To be done: Images must not appear in your copy; reproduce every other part of the records exactly.
-- BEGIN Data for processing --
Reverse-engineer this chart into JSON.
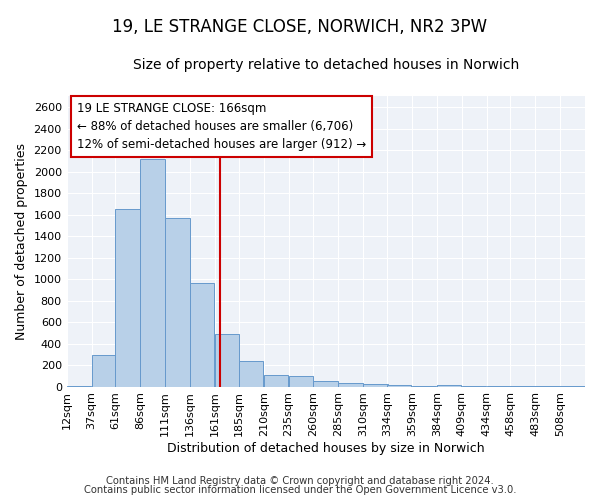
{
  "title": "19, LE STRANGE CLOSE, NORWICH, NR2 3PW",
  "subtitle": "Size of property relative to detached houses in Norwich",
  "xlabel": "Distribution of detached houses by size in Norwich",
  "ylabel": "Number of detached properties",
  "footer_line1": "Contains HM Land Registry data © Crown copyright and database right 2024.",
  "footer_line2": "Contains public sector information licensed under the Open Government Licence v3.0.",
  "annotation_title": "19 LE STRANGE CLOSE: 166sqm",
  "annotation_line2": "← 88% of detached houses are smaller (6,706)",
  "annotation_line3": "12% of semi-detached houses are larger (912) →",
  "bar_color": "#b8d0e8",
  "bar_edge_color": "#6699cc",
  "ref_line_color": "#cc0000",
  "ref_line_x": 166,
  "categories": [
    "12sqm",
    "37sqm",
    "61sqm",
    "86sqm",
    "111sqm",
    "136sqm",
    "161sqm",
    "185sqm",
    "210sqm",
    "235sqm",
    "260sqm",
    "285sqm",
    "310sqm",
    "334sqm",
    "359sqm",
    "384sqm",
    "409sqm",
    "434sqm",
    "458sqm",
    "483sqm",
    "508sqm"
  ],
  "bin_starts": [
    12,
    37,
    61,
    86,
    111,
    136,
    161,
    185,
    210,
    235,
    260,
    285,
    310,
    334,
    359,
    384,
    409,
    434,
    458,
    483,
    508
  ],
  "bin_width": 25,
  "values": [
    10,
    290,
    1650,
    2120,
    1570,
    960,
    490,
    240,
    110,
    95,
    50,
    30,
    20,
    15,
    10,
    15,
    5,
    10,
    5,
    5,
    10
  ],
  "ylim": [
    0,
    2700
  ],
  "yticks": [
    0,
    200,
    400,
    600,
    800,
    1000,
    1200,
    1400,
    1600,
    1800,
    2000,
    2200,
    2400,
    2600
  ],
  "background_color": "#ffffff",
  "plot_bg_color": "#eef2f8",
  "title_fontsize": 12,
  "subtitle_fontsize": 10,
  "axis_label_fontsize": 9,
  "tick_fontsize": 8,
  "annotation_fontsize": 8.5,
  "footer_fontsize": 7.2
}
-- END Data for processing --
Solved exercise:
Reverse-engineer this chart into JSON.
{
  "title": "19, LE STRANGE CLOSE, NORWICH, NR2 3PW",
  "subtitle": "Size of property relative to detached houses in Norwich",
  "xlabel": "Distribution of detached houses by size in Norwich",
  "ylabel": "Number of detached properties",
  "footer_line1": "Contains HM Land Registry data © Crown copyright and database right 2024.",
  "footer_line2": "Contains public sector information licensed under the Open Government Licence v3.0.",
  "annotation_title": "19 LE STRANGE CLOSE: 166sqm",
  "annotation_line2": "← 88% of detached houses are smaller (6,706)",
  "annotation_line3": "12% of semi-detached houses are larger (912) →",
  "bar_color": "#b8d0e8",
  "bar_edge_color": "#6699cc",
  "ref_line_color": "#cc0000",
  "ref_line_x": 166,
  "categories": [
    "12sqm",
    "37sqm",
    "61sqm",
    "86sqm",
    "111sqm",
    "136sqm",
    "161sqm",
    "185sqm",
    "210sqm",
    "235sqm",
    "260sqm",
    "285sqm",
    "310sqm",
    "334sqm",
    "359sqm",
    "384sqm",
    "409sqm",
    "434sqm",
    "458sqm",
    "483sqm",
    "508sqm"
  ],
  "bin_starts": [
    12,
    37,
    61,
    86,
    111,
    136,
    161,
    185,
    210,
    235,
    260,
    285,
    310,
    334,
    359,
    384,
    409,
    434,
    458,
    483,
    508
  ],
  "bin_width": 25,
  "values": [
    10,
    290,
    1650,
    2120,
    1570,
    960,
    490,
    240,
    110,
    95,
    50,
    30,
    20,
    15,
    10,
    15,
    5,
    10,
    5,
    5,
    10
  ],
  "ylim": [
    0,
    2700
  ],
  "yticks": [
    0,
    200,
    400,
    600,
    800,
    1000,
    1200,
    1400,
    1600,
    1800,
    2000,
    2200,
    2400,
    2600
  ],
  "background_color": "#ffffff",
  "plot_bg_color": "#eef2f8",
  "title_fontsize": 12,
  "subtitle_fontsize": 10,
  "axis_label_fontsize": 9,
  "tick_fontsize": 8,
  "annotation_fontsize": 8.5,
  "footer_fontsize": 7.2
}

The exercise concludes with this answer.